> Passage shown:

# PREAMBLE

In [None]:
import cfg

import gzip
import json
import os
import re

import parallel_stream as ps
import progress_bar as pb

# READ THE WIKIPEDIA DUMP TO EXTRACT TITLES AND BOLDS

In [None]:
from BeautifulSoup import BeautifulSoup
from HTMLParser import HTMLParser

import wikiextractor.WikiExtractor as WE

## CUSTOMIZED PAGE PARSER

In [None]:
_html_parser = HTMLParser()

# procedure used to read the input copyied from WikiExtractor
def pages_from(row_iterator):
    """
    Scans input extracting pages.
    :return: (page_id, rev_id, page_title, redirect_title, page_rows), where page is a list of lines.
    """
    # we collect individual lines, since str.join() is significantly faster than concatenation

    # page details
    page_rows = []
    page_id = None
    page_title = None
    rev_id = None
    redirect_title = None

    # support variables
    last_page_id = None
    inside_page = False
    inside_text = False

    # loop over the rows
    for line in row_iterator:
        if not isinstance(line, WE.text_type):
            line = line.decode('utf-8')
        # check if the line can contain a tag
        if '<' not in line:  # faster than doing re.search()
            if inside_text:
                page_rows.append(line)
            continue

        # check if the line contain a tag
        m = WE.tagRE.search(line)
        if not m:
            continue
        tag = m.group(2)

        if tag == 'page':
            if inside_page:
                WE.logging.warning("pages_from: After page_id {} nested page tag found".format(last_page_id))
            page_rows = []
            page_id = None
            page_title = None
            rev_id = None
            redirect_title = None
            inside_page = True

        elif not inside_page:
            WE.logging.warning("pages_from: After page_id {} found a tag out of the page. Line: {}".format(last_page_id, line))
            continue

        elif tag == '/text':
            if not inside_text:
                WE.logging.warning("pages_from: After page_id {} the tag </text> has been found, but not <text>".format(last_page_id))
            if m.group(1):
                page_rows.append(m.group(1))
            inside_text = False

        elif inside_text:
            page_rows.append(line)

        elif tag == 'text':
            if m.lastindex == 3 and line[m.start(3)-2] == '/': # self closing: <text xml:space="preserve" />
                continue
            page_rows.append(line[m.start(3):m.end(3)])
            inside_text = (m.lastindex != 4)  # open-close

        elif tag == 'id':
            if page_id is None:
                page_id = m.group(3)

> Written task 1:
Answer these about the Wikipedia dump notebook:
(a) Which module is imported under the short name ps?
(b) According to the comment in pages_from, what is str.join() significantly faster than?
(c) Which encoding is used to decode a line that is not already WE.text_type?
> Written task 2: Rewrite everything from "# loop over" down to "m = WE.tagRE.search(line)" in the Wikipedia dump notebook, putting "line_source" in place of "row_iterator".
> Written task 3: Carry on writing the Wikipedia dump page-parsing code after its last line.
You won't need the material that comes after this line.

> Entries:

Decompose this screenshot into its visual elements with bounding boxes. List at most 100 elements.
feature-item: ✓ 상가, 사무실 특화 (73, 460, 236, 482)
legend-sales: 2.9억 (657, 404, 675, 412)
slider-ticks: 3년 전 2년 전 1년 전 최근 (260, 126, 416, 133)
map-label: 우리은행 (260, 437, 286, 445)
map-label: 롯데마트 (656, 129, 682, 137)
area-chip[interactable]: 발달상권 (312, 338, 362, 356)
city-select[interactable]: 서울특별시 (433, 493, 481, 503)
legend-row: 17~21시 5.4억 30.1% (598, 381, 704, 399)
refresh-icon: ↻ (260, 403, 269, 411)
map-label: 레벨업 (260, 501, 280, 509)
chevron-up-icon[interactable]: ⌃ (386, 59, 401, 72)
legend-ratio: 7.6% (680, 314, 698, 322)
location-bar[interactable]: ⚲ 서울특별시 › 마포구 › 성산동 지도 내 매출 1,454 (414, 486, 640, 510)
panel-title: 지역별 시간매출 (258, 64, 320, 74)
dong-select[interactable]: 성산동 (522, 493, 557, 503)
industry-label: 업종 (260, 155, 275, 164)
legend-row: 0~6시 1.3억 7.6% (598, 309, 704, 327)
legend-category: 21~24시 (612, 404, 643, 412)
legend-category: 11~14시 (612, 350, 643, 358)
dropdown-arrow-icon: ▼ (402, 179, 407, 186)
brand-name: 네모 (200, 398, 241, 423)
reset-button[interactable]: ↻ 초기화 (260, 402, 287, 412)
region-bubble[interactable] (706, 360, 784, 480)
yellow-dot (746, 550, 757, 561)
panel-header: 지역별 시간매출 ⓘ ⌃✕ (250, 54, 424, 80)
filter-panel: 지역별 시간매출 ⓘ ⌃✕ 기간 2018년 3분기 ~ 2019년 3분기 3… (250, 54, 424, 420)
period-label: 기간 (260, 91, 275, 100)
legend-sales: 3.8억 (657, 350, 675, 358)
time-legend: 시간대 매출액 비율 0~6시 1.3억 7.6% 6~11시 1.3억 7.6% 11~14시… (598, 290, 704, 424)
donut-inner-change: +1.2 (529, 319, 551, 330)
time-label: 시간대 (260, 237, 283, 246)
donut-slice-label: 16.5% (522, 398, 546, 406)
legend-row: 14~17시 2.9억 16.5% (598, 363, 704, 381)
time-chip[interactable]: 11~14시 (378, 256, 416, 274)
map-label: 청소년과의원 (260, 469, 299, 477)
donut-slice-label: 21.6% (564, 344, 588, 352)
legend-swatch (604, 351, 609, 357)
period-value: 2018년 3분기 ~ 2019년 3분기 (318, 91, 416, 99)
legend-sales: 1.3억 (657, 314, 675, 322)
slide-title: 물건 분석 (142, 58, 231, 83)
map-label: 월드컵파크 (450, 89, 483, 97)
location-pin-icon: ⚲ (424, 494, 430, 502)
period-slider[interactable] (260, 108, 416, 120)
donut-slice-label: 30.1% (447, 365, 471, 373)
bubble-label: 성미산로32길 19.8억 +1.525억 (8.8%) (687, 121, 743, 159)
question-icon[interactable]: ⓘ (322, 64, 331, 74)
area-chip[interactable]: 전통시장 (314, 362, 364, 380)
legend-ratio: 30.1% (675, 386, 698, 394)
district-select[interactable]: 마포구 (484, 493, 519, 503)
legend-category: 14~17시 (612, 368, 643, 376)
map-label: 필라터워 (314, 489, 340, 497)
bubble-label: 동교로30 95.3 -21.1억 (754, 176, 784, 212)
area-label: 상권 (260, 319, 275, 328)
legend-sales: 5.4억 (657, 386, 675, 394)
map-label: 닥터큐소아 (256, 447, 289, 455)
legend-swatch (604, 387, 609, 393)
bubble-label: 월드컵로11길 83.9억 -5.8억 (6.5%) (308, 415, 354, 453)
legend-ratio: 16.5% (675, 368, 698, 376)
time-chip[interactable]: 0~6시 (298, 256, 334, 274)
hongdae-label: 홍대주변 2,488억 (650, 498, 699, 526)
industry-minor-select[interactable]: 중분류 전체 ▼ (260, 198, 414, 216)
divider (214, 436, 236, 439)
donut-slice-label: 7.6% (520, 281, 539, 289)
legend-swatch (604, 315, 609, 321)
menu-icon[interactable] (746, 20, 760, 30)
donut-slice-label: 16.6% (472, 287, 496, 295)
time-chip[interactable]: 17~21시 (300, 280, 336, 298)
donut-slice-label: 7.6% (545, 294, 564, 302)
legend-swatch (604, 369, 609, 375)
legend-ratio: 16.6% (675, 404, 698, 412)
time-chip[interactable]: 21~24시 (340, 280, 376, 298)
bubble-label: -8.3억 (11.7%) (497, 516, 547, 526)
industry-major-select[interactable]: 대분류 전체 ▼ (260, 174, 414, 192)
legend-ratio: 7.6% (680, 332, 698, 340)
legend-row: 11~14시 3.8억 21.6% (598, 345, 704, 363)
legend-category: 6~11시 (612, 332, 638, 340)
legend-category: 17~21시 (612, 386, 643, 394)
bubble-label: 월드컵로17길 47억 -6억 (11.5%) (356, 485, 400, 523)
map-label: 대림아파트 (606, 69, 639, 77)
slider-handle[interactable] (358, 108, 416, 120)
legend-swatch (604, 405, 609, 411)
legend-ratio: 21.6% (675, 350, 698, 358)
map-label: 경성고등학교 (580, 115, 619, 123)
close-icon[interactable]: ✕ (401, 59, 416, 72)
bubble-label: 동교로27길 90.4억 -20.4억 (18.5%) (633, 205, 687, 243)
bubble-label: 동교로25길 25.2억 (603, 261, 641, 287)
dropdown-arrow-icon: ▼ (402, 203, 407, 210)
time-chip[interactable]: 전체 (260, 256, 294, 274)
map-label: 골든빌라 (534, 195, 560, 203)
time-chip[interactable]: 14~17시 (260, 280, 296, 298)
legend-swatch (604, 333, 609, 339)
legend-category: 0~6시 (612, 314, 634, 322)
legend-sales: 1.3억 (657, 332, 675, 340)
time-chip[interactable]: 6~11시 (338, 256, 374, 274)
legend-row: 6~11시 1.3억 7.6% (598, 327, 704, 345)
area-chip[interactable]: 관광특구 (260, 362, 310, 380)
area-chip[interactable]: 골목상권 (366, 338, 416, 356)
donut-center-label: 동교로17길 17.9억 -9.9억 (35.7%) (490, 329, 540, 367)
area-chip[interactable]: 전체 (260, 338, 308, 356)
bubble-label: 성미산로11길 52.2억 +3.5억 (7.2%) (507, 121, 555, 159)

> Task response 1:
(a) parallel_stream
(b) Concatenation
(c) utf-8

> Task response 2:
# loop over the rows
    for line in line_source:
        if not isinstance(line, WE.text_type):
            line = line.decode('utf-8')
        # check if the line can contain a tag
        if '<' not in line:  # faster than doing re.search()
            if inside_text:
                page_rows.append(line)
            continue

        # check if the line contain a tag
        m = WE.tagRE.search(line)

> Task response 3:
            elif rev_id is None:
                rev_id = m.group(3)

        elif tag == 'title':
            if page_title is not None:
                WE.logging.warning("pages_from: After page_id {} page_title was already set ({} => {})".format(last_page_id, page_title, m.group(3)))
            page_title = m.group(3)

        elif tag == 'redirect':
            l, r = line.find("\"")+1, line.rfind("\"")
            if l < r:
                if redirect_title is not None:
                    WE.logging.warning("pages_from: After page_id {} redirect_title was already set ({} => {})".format(last_page_id, redirect_title, line[l:r]))
                redirect_title = _html_parser.unescape(line[l:r])

        elif tag == '/page':
            if page_id != last_page_id:
                yield (redirect_title, page_id, page_rows, page_title, page_rows)
                last_page_id = page_id
            else:
                WE.logging.warning("pages_from: After page_id {} there is another page with the same id (can it be inside?)".format(last_page_id))
            inside_page = False


## CUSTOMIZED EXTRACTOR

In [None]:
class MyExtractor(WE.Extractor):
    headings_re = re.compile("^\s*==(.*?)==\s*$")
    mention_bold_re = re.compile("\[START_MENTION_B\](.*?)\[END_MENTION_B\]")
    mention_bolditalic_re = re.compile("\[START_MENTION_BI\](.*?)\[END_MENTION_BI\]")

    def __init__(self, page_id, page_revid, page_title, page_rows):
        new_page_rows = []
        for line in page_rows:
            line = line
            if MyExtractor.headings_re.match(line):
                break
            new_page_rows.append(
                WE.bold.sub(
                    r'[START_MENTION_B]\1[END_MENTION_B]',
                    WE.bold_italic.sub(
                        r'[START_MENTION_BI]\1[END_MENTION_BI]',
                        line
                    )
                )
            )
        super(MyExtractor, self).__init__(page_id, page_revid, page_title, new_page_rows)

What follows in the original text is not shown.